Exercise goal :: Print every entry, word for word, and skip the images.

Stored entries ::
********

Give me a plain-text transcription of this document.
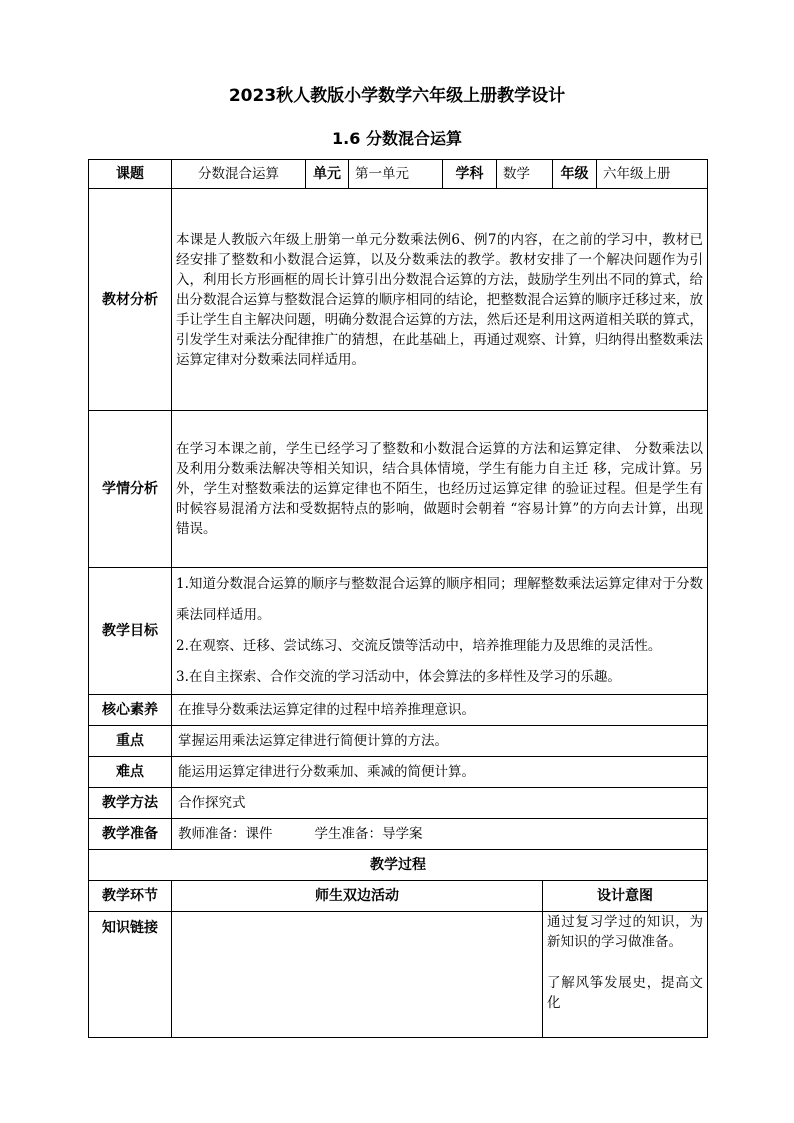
2023秋人教版小学数学六年级上册教学设计
1.6 分数混合运算
课题	分数混合运算	单元	第一单元	学科	数学		年级	六年级上册
教材分析	本课是人教版六年级上册第一单元分数乘法例6、例7的内容，在之前的学习中，教材已经安排了整数和小数混合运算，以及分数乘法的教学。教材安排了一个解决问题作为引入，利用长方形画框的周长计算引出分数混合运算的方法，鼓励学生列出不同的算式，给出分数混合运算与整数混合运算的顺序相同的结论，把整数混合运算的顺序迁移过来，放手让学生自主解决问题，明确分数混合运算的方法，然后还是利用这两道相关联的算式，引发学生对乘法分配律推广的猜想，在此基础上，再通过观察、计算，归纳得出整数乘法运算定律对分数乘法同样适用。							
学情分析	在学习本课之前，学生已经学习了整数和小数混合运算的方法和运算定律、 分数乘法以及利用分数乘法解决等相关知识，结合具体情境，学生有能力自主迁 移，完成计算。另外，学生对整数乘法的运算定律也不陌生，也经历过运算定律 的验证过程。但是学生有时候容易混淆方法和受数据特点的影响，做题时会朝着 “容易计算”的方向去计算，出现错误。							
教学目标	1.知道分数混合运算的顺序与整数混合运算的顺序相同；理解整数乘法运算定律对于分数乘法同样适用。
2.在观察、迁移、尝试练习、交流反馈等活动中，培养推理能力及思维的灵活性。
3.在自主探索、合作交流的学习活动中，体会算法的多样性及学习的乐趣。							

核心素养	在推导分数乘法运算定律的过程中培养推理意识。							
重点	掌握运用乘法运算定律进行简便计算的方法。							
难点	能运用运算定律进行分数乘加、乘减的简便计算。							
教学方法	合作探究式							
教学准备	教师准备：课件 学生准备：导学案							
教学过程								
教学环节	师生双边活动					设计意图		
知识链接						通过复习学过的知识，为新知识的学习做准备。
了解风筝发展史，提高文化		
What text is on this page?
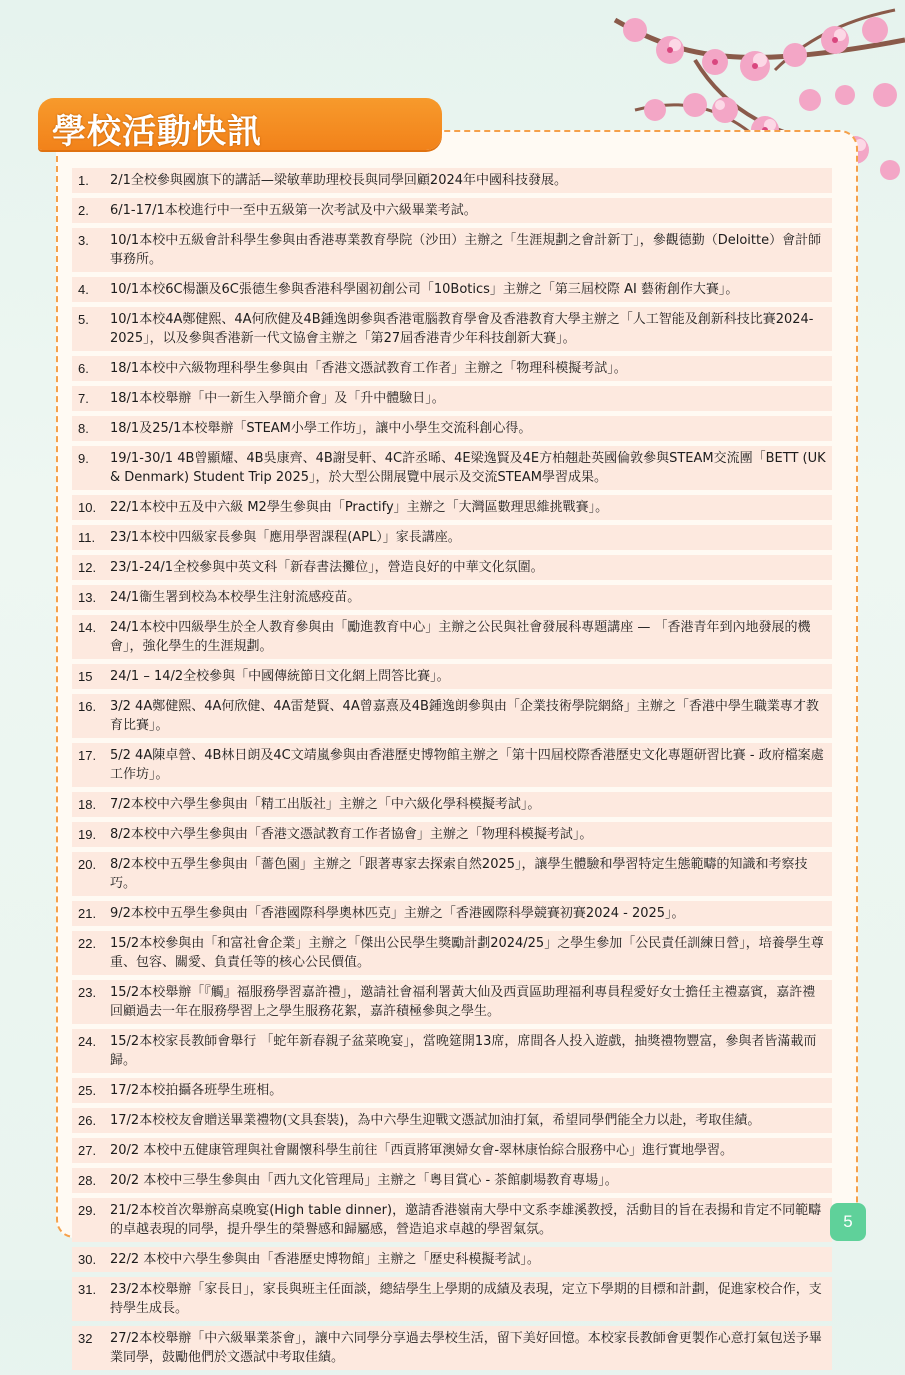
學校活動快訊
1.	2/1全校參與國旗下的講話—梁敏華助理校長與同學回顧2024年中國科技發展。
2.	6/1-17/1本校進行中一至中五級第一次考試及中六級畢業考試。
3.	10/1本校中五級會計科學生參與由香港專業教育學院（沙田）主辦之「生涯規劃之會計新丁」，參觀德勤（Deloitte）會計師事務所。
4.	10/1本校6C楊灝及6C張德生參與香港科學園初創公司「10Botics」主辦之「第三屆校際 AI 藝術創作大賽」。
5.	10/1本校4A鄭健熙、4A何欣健及4B鍾逸朗參與香港電腦教育學會及香港教育大學主辦之「人工智能及創新科技比賽2024-2025」，以及參與香港新一代文協會主辦之「第27屆香港青少年科技創新大賽」。
6.	18/1本校中六級物理科學生參與由「香港文憑試教育工作者」主辦之「物理科模擬考試」。
7.	18/1本校舉辦「中一新生入學簡介會」及「升中體驗日」。
8.	18/1及25/1本校舉辦「STEAM小學工作坊」，讓中小學生交流科創心得。
9.	19/1-30/1 4B曾顯耀、4B吳康齊、4B謝旻軒、4C許丞晞、4E梁逸賢及4E方柏翹赴英國倫敦參與STEAM交流團「BETT (UK & Denmark) Student Trip 2025」，於大型公開展覽中展示及交流STEAM學習成果。
10.	22/1本校中五及中六級 M2學生參與由「Practify」主辦之「大灣區數理思維挑戰賽」。
11.	23/1本校中四級家長參與「應用學習課程(APL）」家長講座。
12.	23/1-24/1全校參與中英文科「新春書法攤位」，營造良好的中華文化氛圍。
13.	24/1衞生署到校為本校學生注射流感疫苗。
14.	24/1本校中四級學生於全人教育參與由「勵進教育中心」主辦之公民與社會發展科專題講座 — 「香港青年到內地發展的機會」，強化學生的生涯規劃。
15	24/1 – 14/2全校參與「中國傳統節日文化網上問答比賽」。
16.	3/2 4A鄭健熙、4A何欣健、4A雷楚賢、4A曾嘉熹及4B鍾逸朗參與由「企業技術學院網絡」主辦之「香港中學生職業專才教育比賽」。
17.	5/2 4A陳卓營、4B林日朗及4C文靖嵐參與由香港歷史博物館主辦之「第十四屆校際香港歷史文化專題研習比賽 - 政府檔案處工作坊」。
18.	7/2本校中六學生參與由「精工出版社」主辦之「中六級化學科模擬考試」。
19.	8/2本校中六學生參與由「香港文憑試教育工作者協會」主辦之「物理科模擬考試」。
20.	8/2本校中五學生參與由「薔色園」主辦之「跟著專家去探索自然2025」，讓學生體驗和學習特定生態範疇的知識和考察技巧。
21.	9/2本校中五學生參與由「香港國際科學奧林匹克」主辦之「香港國際科學競賽初賽2024 - 2025」。
22.	15/2本校參與由「和富社會企業」主辦之「傑出公民學生獎勵計劃2024/25」之學生參加「公民責任訓練日營」，培養學生尊重、包容、關愛、負責任等的核心公民價值。
23.	15/2本校舉辦「『觸』福服務學習嘉許禮」，邀請社會福利署黃大仙及西貢區助理福利專員程愛好女士擔任主禮嘉賓，嘉許禮回顧過去一年在服務學習上之學生服務花絮，嘉許積極參與之學生。
24.	15/2本校家長教師會舉行 「蛇年新春親子盆菜晚宴」，當晚筵開13席，席間各人投入遊戲，抽獎禮物豐富，參與者皆滿載而歸。
25.	17/2本校拍攝各班學生班相。
26.	17/2本校校友會贈送畢業禮物(文具套裝)，為中六學生迎戰文憑試加油打氣，希望同學們能全力以赴，考取佳績。
27.	20/2 本校中五健康管理與社會關懷科學生前往「西貢將軍澳婦女會-翠林康怡綜合服務中心」進行實地學習。
28.	20/2 本校中三學生參與由「西九文化管理局」主辦之「粵目賞心 - 茶館劇場教育專場」。
29.	21/2本校首次舉辦高桌晚宴(High table dinner)，邀請香港嶺南大學中文系李雄溪教授，活動目的旨在表揚和肯定不同範疇的卓越表現的同學，提升學生的榮譽感和歸屬感，營造追求卓越的學習氣氛。
30.	22/2 本校中六學生參與由「香港歷史博物館」主辦之「歷史科模擬考試」。
31.	23/2本校舉辦「家長日」，家長與班主任面談，總結學生上學期的成績及表現，定立下學期的目標和計劃，促進家校合作，支持學生成長。
32	27/2本校舉辦「中六級畢業茶會」，讓中六同學分享過去學校生活，留下美好回憶。本校家長教師會更製作心意打氣包送予畢業同學，鼓勵他們於文憑試中考取佳績。
5
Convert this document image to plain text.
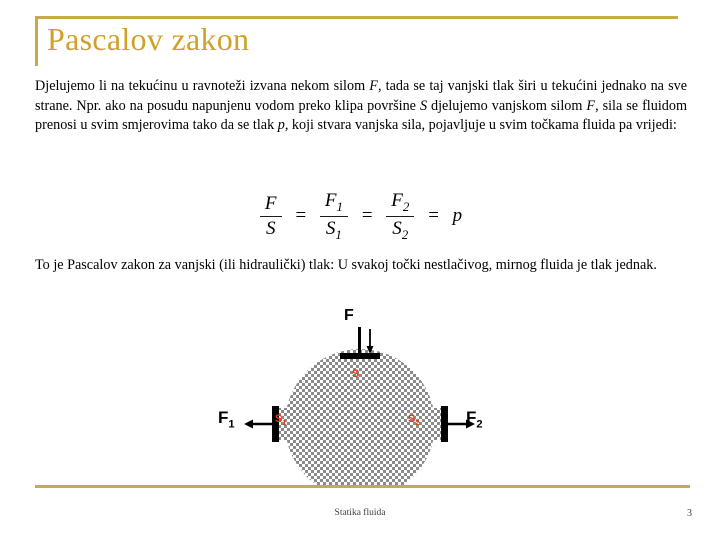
Pascalov zakon
Djelujemo li na tekućinu u ravnoteži izvana nekom silom F, tada se taj vanjski tlak širi u tekućini jednako na sve strane. Npr. ako na posudu napunjenu vodom preko klipa površine S djelujemo vanjskom silom F, sila se fluidom prenosi u svim smjerovima tako da se tlak p, koji stvara vanjska sila, pojavljuje u svim točkama fluida pa vrijedi:
$\frac{F}{S} = \frac{F_1}{S_1} = \frac{F_2}{S_2} = p$
To je Pascalov zakon za vanjski (ili hidraulički) tlak: U svakoj točki nestlačivog, mirnog fluida je tlak jednak.
F
$F_1$	$F_2$
S
$S_1$	$S_2$
Statika fluida	3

********

Solution to the exercise ::
Give me a plain-text transcription of this document.
2023秋人教版小学数学六年级上册教学设计
1.6 分数混合运算
课题	分数混合运算	单元	第一单元	学科	数学		年级	六年级上册
教材分析	本课是人教版六年级上册第一单元分数乘法例6、例7的内容，在之前的学习中，教材已经安排了整数和小数混合运算，以及分数乘法的教学。教材安排了一个解决问题作为引入，利用长方形画框的周长计算引出分数混合运算的方法，鼓励学生列出不同的算式，给出分数混合运算与整数混合运算的顺序相同的结论，把整数混合运算的顺序迁移过来，放手让学生自主解决问题，明确分数混合运算的方法，然后还是利用这两道相关联的算式，引发学生对乘法分配律推广的猜想，在此基础上，再通过观察、计算，归纳得出整数乘法运算定律对分数乘法同样适用。							
学情分析	在学习本课之前，学生已经学习了整数和小数混合运算的方法和运算定律、 分数乘法以及利用分数乘法解决等相关知识，结合具体情境，学生有能力自主迁 移，完成计算。另外，学生对整数乘法的运算定律也不陌生，也经历过运算定律 的验证过程。但是学生有时候容易混淆方法和受数据特点的影响，做题时会朝着 “容易计算”的方向去计算，出现错误。							
教学目标	1.知道分数混合运算的顺序与整数混合运算的顺序相同；理解整数乘法运算定律对于分数乘法同样适用。
2.在观察、迁移、尝试练习、交流反馈等活动中，培养推理能力及思维的灵活性。
3.在自主探索、合作交流的学习活动中，体会算法的多样性及学习的乐趣。							

核心素养	在推导分数乘法运算定律的过程中培养推理意识。							
重点	掌握运用乘法运算定律进行简便计算的方法。							
难点	能运用运算定律进行分数乘加、乘减的简便计算。							
教学方法	合作探究式							
教学准备	教师准备：课件 学生准备：导学案							
教学过程								
教学环节	师生双边活动					设计意图		
知识链接						通过复习学过的知识，为新知识的学习做准备。
了解风筝发展史，提高文化		
What text is on this page?
學校活動快訊
1.	2/1全校參與國旗下的講話—梁敏華助理校長與同學回顧2024年中國科技發展。
2.	6/1-17/1本校進行中一至中五級第一次考試及中六級畢業考試。
3.	10/1本校中五級會計科學生參與由香港專業教育學院（沙田）主辦之「生涯規劃之會計新丁」，參觀德勤（Deloitte）會計師事務所。
4.	10/1本校6C楊灝及6C張德生參與香港科學園初創公司「10Botics」主辦之「第三屆校際 AI 藝術創作大賽」。
5.	10/1本校4A鄭健熙、4A何欣健及4B鍾逸朗參與香港電腦教育學會及香港教育大學主辦之「人工智能及創新科技比賽2024-2025」，以及參與香港新一代文協會主辦之「第27屆香港青少年科技創新大賽」。
6.	18/1本校中六級物理科學生參與由「香港文憑試教育工作者」主辦之「物理科模擬考試」。
7.	18/1本校舉辦「中一新生入學簡介會」及「升中體驗日」。
8.	18/1及25/1本校舉辦「STEAM小學工作坊」，讓中小學生交流科創心得。
9.	19/1-30/1 4B曾顯耀、4B吳康齊、4B謝旻軒、4C許丞晞、4E梁逸賢及4E方柏翹赴英國倫敦參與STEAM交流團「BETT (UK & Denmark) Student Trip 2025」，於大型公開展覽中展示及交流STEAM學習成果。
10.	22/1本校中五及中六級 M2學生參與由「Practify」主辦之「大灣區數理思維挑戰賽」。
11.	23/1本校中四級家長參與「應用學習課程(APL）」家長講座。
12.	23/1-24/1全校參與中英文科「新春書法攤位」，營造良好的中華文化氛圍。
13.	24/1衞生署到校為本校學生注射流感疫苗。
14.	24/1本校中四級學生於全人教育參與由「勵進教育中心」主辦之公民與社會發展科專題講座 — 「香港青年到內地發展的機會」，強化學生的生涯規劃。
15	24/1 – 14/2全校參與「中國傳統節日文化網上問答比賽」。
16.	3/2 4A鄭健熙、4A何欣健、4A雷楚賢、4A曾嘉熹及4B鍾逸朗參與由「企業技術學院網絡」主辦之「香港中學生職業專才教育比賽」。
17.	5/2 4A陳卓營、4B林日朗及4C文靖嵐參與由香港歷史博物館主辦之「第十四屆校際香港歷史文化專題研習比賽 - 政府檔案處工作坊」。
18.	7/2本校中六學生參與由「精工出版社」主辦之「中六級化學科模擬考試」。
19.	8/2本校中六學生參與由「香港文憑試教育工作者協會」主辦之「物理科模擬考試」。
20.	8/2本校中五學生參與由「薔色園」主辦之「跟著專家去探索自然2025」，讓學生體驗和學習特定生態範疇的知識和考察技巧。
21.	9/2本校中五學生參與由「香港國際科學奧林匹克」主辦之「香港國際科學競賽初賽2024 - 2025」。
22.	15/2本校參與由「和富社會企業」主辦之「傑出公民學生獎勵計劃2024/25」之學生參加「公民責任訓練日營」，培養學生尊重、包容、關愛、負責任等的核心公民價值。
23.	15/2本校舉辦「『觸』福服務學習嘉許禮」，邀請社會福利署黃大仙及西貢區助理福利專員程愛好女士擔任主禮嘉賓，嘉許禮回顧過去一年在服務學習上之學生服務花絮，嘉許積極參與之學生。
24.	15/2本校家長教師會舉行 「蛇年新春親子盆菜晚宴」，當晚筵開13席，席間各人投入遊戲，抽獎禮物豐富，參與者皆滿載而歸。
25.	17/2本校拍攝各班學生班相。
26.	17/2本校校友會贈送畢業禮物(文具套裝)，為中六學生迎戰文憑試加油打氣，希望同學們能全力以赴，考取佳績。
27.	20/2 本校中五健康管理與社會關懷科學生前往「西貢將軍澳婦女會-翠林康怡綜合服務中心」進行實地學習。
28.	20/2 本校中三學生參與由「西九文化管理局」主辦之「粵目賞心 - 茶館劇場教育專場」。
29.	21/2本校首次舉辦高桌晚宴(High table dinner)，邀請香港嶺南大學中文系李雄溪教授，活動目的旨在表揚和肯定不同範疇的卓越表現的同學，提升學生的榮譽感和歸屬感，營造追求卓越的學習氣氛。
30.	22/2 本校中六學生參與由「香港歷史博物館」主辦之「歷史科模擬考試」。
31.	23/2本校舉辦「家長日」，家長與班主任面談，總結學生上學期的成績及表現，定立下學期的目標和計劃，促進家校合作，支持學生成長。
32	27/2本校舉辦「中六級畢業茶會」，讓中六同學分享過去學校生活，留下美好回憶。本校家長教師會更製作心意打氣包送予畢業同學，鼓勵他們於文憑試中考取佳績。
5
Convert this document image to plain text.
Pascalov zakon
Djelujemo li na tekućinu u ravnoteži izvana nekom silom F, tada se taj vanjski tlak širi u tekućini jednako na sve strane. Npr. ako na posudu napunjenu vodom preko klipa površine S djelujemo vanjskom silom F, sila se fluidom prenosi u svim smjerovima tako da se tlak p, koji stvara vanjska sila, pojavljuje u svim točkama fluida pa vrijedi:
$\frac{F}{S} = \frac{F_1}{S_1} = \frac{F_2}{S_2} = p$
To je Pascalov zakon za vanjski (ili hidraulički) tlak: U svakoj točki nestlačivog, mirnog fluida je tlak jednak.
F
$F_1$	$F_2$
S
$S_1$	$S_2$
Statika fluida	3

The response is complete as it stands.